#### Entries supplied
-- start --

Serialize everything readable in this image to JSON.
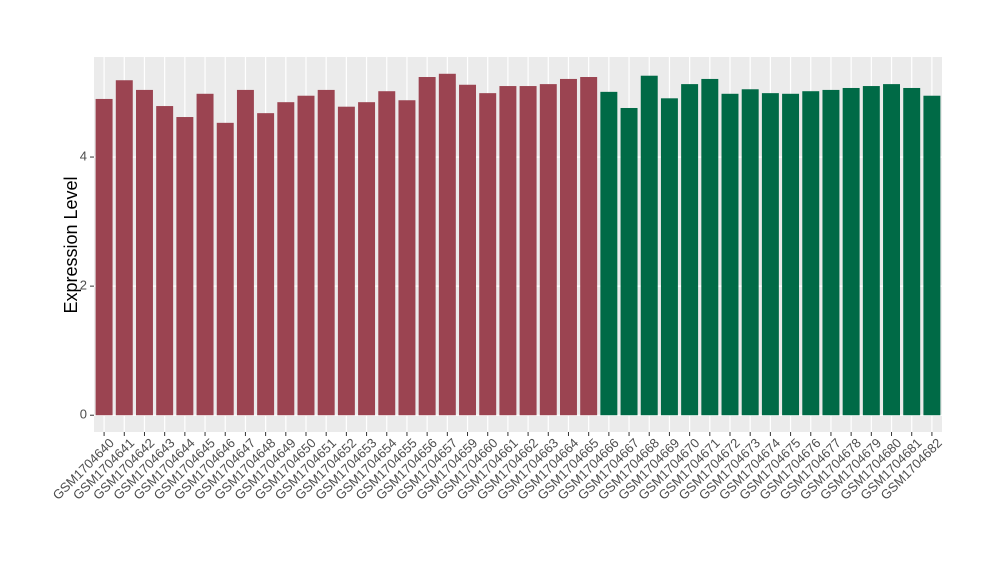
{
  "chart_data": {
    "type": "bar",
    "y_label": "Expression Level",
    "categories": [
      "GSM1704640",
      "GSM1704641",
      "GSM1704642",
      "GSM1704643",
      "GSM1704644",
      "GSM1704645",
      "GSM1704646",
      "GSM1704647",
      "GSM1704648",
      "GSM1704649",
      "GSM1704650",
      "GSM1704651",
      "GSM1704652",
      "GSM1704653",
      "GSM1704654",
      "GSM1704655",
      "GSM1704656",
      "GSM1704657",
      "GSM1704659",
      "GSM1704660",
      "GSM1704661",
      "GSM1704662",
      "GSM1704663",
      "GSM1704664",
      "GSM1704665",
      "GSM1704666",
      "GSM1704667",
      "GSM1704668",
      "GSM1704669",
      "GSM1704670",
      "GSM1704671",
      "GSM1704672",
      "GSM1704673",
      "GSM1704674",
      "GSM1704675",
      "GSM1704676",
      "GSM1704677",
      "GSM1704678",
      "GSM1704679",
      "GSM1704680",
      "GSM1704681",
      "GSM1704682"
    ],
    "values": [
      4.9,
      5.19,
      5.04,
      4.79,
      4.62,
      4.98,
      4.53,
      5.04,
      4.68,
      4.85,
      4.95,
      5.04,
      4.78,
      4.85,
      5.02,
      4.88,
      5.24,
      5.29,
      5.12,
      4.99,
      5.1,
      5.1,
      5.13,
      5.21,
      5.24,
      5.01,
      4.76,
      5.26,
      4.91,
      5.13,
      5.21,
      4.98,
      5.05,
      4.99,
      4.98,
      5.02,
      5.04,
      5.07,
      5.1,
      5.13,
      5.07,
      4.95
    ],
    "colors": [
      "#9b4451",
      "#9b4451",
      "#9b4451",
      "#9b4451",
      "#9b4451",
      "#9b4451",
      "#9b4451",
      "#9b4451",
      "#9b4451",
      "#9b4451",
      "#9b4451",
      "#9b4451",
      "#9b4451",
      "#9b4451",
      "#9b4451",
      "#9b4451",
      "#9b4451",
      "#9b4451",
      "#9b4451",
      "#9b4451",
      "#9b4451",
      "#9b4451",
      "#9b4451",
      "#9b4451",
      "#9b4451",
      "#006a46",
      "#006a46",
      "#006a46",
      "#006a46",
      "#006a46",
      "#006a46",
      "#006a46",
      "#006a46",
      "#006a46",
      "#006a46",
      "#006a46",
      "#006a46",
      "#006a46",
      "#006a46",
      "#006a46",
      "#006a46",
      "#006a46"
    ],
    "ylim": [
      -0.26,
      5.55
    ],
    "yticks": [
      0,
      2,
      4
    ],
    "grid": true
  }
}
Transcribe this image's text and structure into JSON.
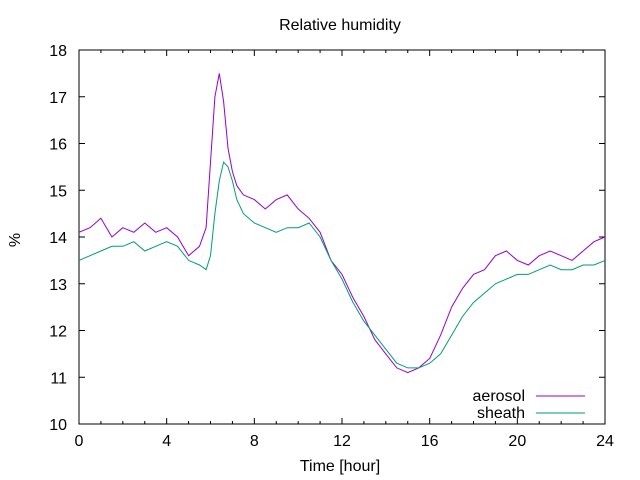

-- end --

#### Exercise
List every line above that contains the word "this".

#### Reply
Serialize everything readable in this image to JSON.
Transcribe this image's text and structure into JSON.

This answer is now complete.